### Exercise goal:
Pictures stay out of the copy; set down each line of the listing below exactly.

## Begin Material provided

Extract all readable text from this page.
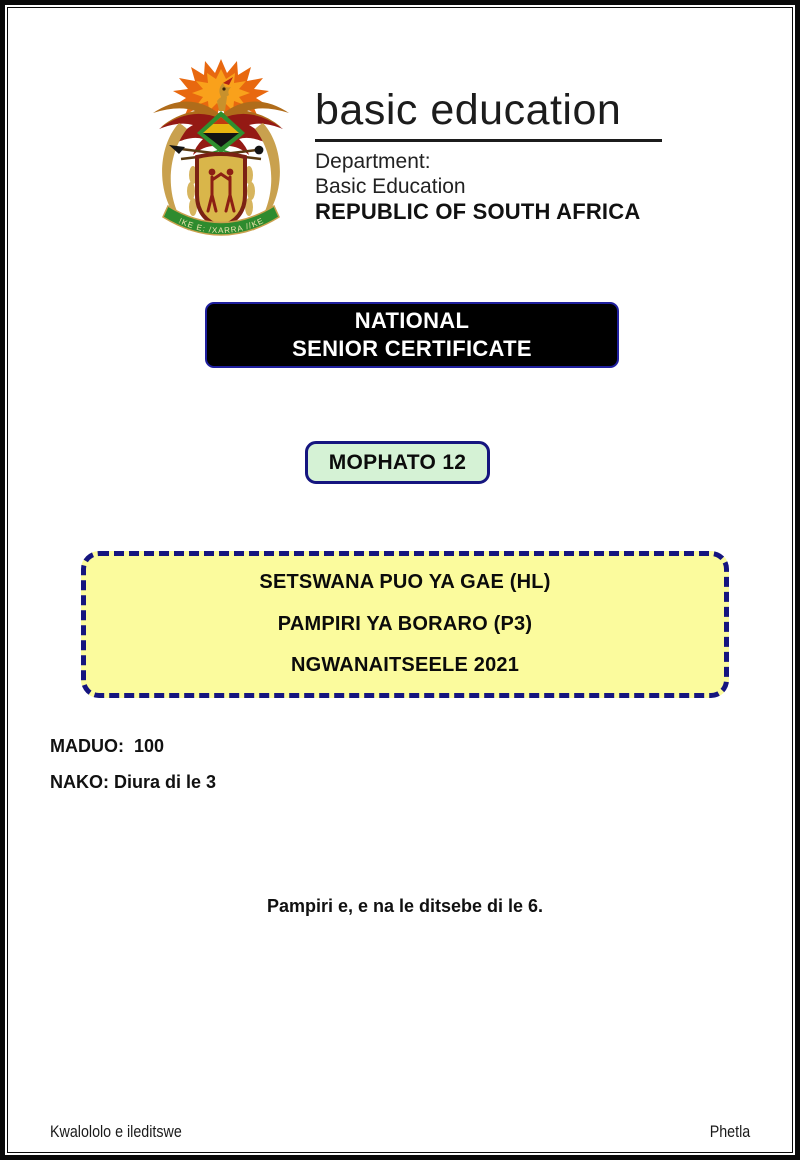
!KE E: /XARRA //KE
basic education
Department:
Basic Education
REPUBLIC OF SOUTH AFRICA
NATIONAL
SENIOR CERTIFICATE
MOPHATO 12
SETSWANA PUO YA GAE (HL)
PAMPIRI YA BORARO (P3)
NGWANAITSEELE 2021
MADUO:  100
NAKO: Diura di le 3
Pampiri e, e na le ditsebe di le 6.
Kwalololo e ileditswe	Phetla
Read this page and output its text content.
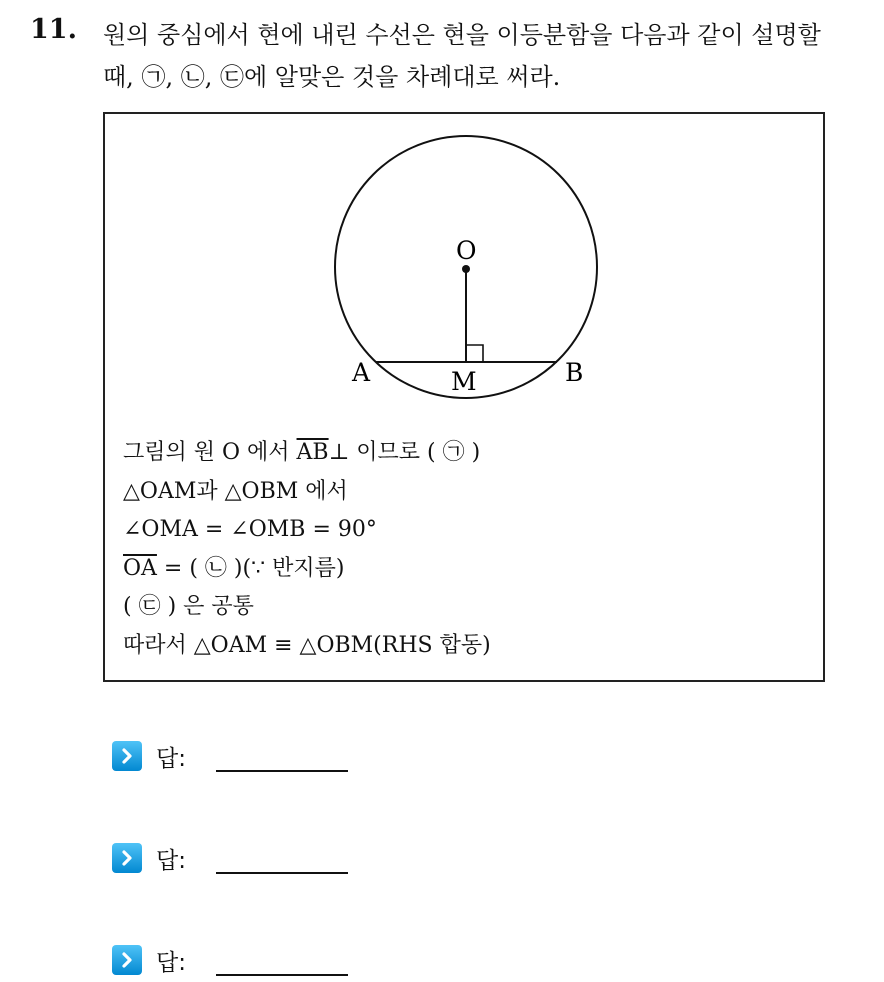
11. 원의 중심에서 현에 내린 수선은 현을 이등분함을 다음과 같이 설명할
때, ㉠, ㉡, ㉢에 알맞은 것을 차례대로 써라.
O
A	B
M
그림의 원 O 에서 $\overline{AB}\perp$ 이므로 ( ㉠ )
△OAM과 △OBM 에서
∠OMA = ∠OMB = 90°
$\overline{OA}$ = ( ㉡ )(∵ 반지름)
( ㉢ ) 은 공통
따라서 △OAM ≡ △OBM(RHS 합동)
답:
답:
답:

## End Material provided

### Exercise output:
Extract all readable text from this page.
!KE E: /XARRA //KE
basic education
Department:
Basic Education
REPUBLIC OF SOUTH AFRICA
NATIONAL
SENIOR CERTIFICATE
MOPHATO 12
SETSWANA PUO YA GAE (HL)
PAMPIRI YA BORARO (P3)
NGWANAITSEELE 2021
MADUO:  100
NAKO: Diura di le 3
Pampiri e, e na le ditsebe di le 6.
Kwalololo e ileditswe	Phetla
Read this page and output its text content.
11. 원의 중심에서 현에 내린 수선은 현을 이등분함을 다음과 같이 설명할
때, ㉠, ㉡, ㉢에 알맞은 것을 차례대로 써라.
O
A	B
M
그림의 원 O 에서 $\overline{AB}\perp$ 이므로 ( ㉠ )
△OAM과 △OBM 에서
∠OMA = ∠OMB = 90°
$\overline{OA}$ = ( ㉡ )(∵ 반지름)
( ㉢ ) 은 공통
따라서 △OAM ≡ △OBM(RHS 합동)
답:
답:
답:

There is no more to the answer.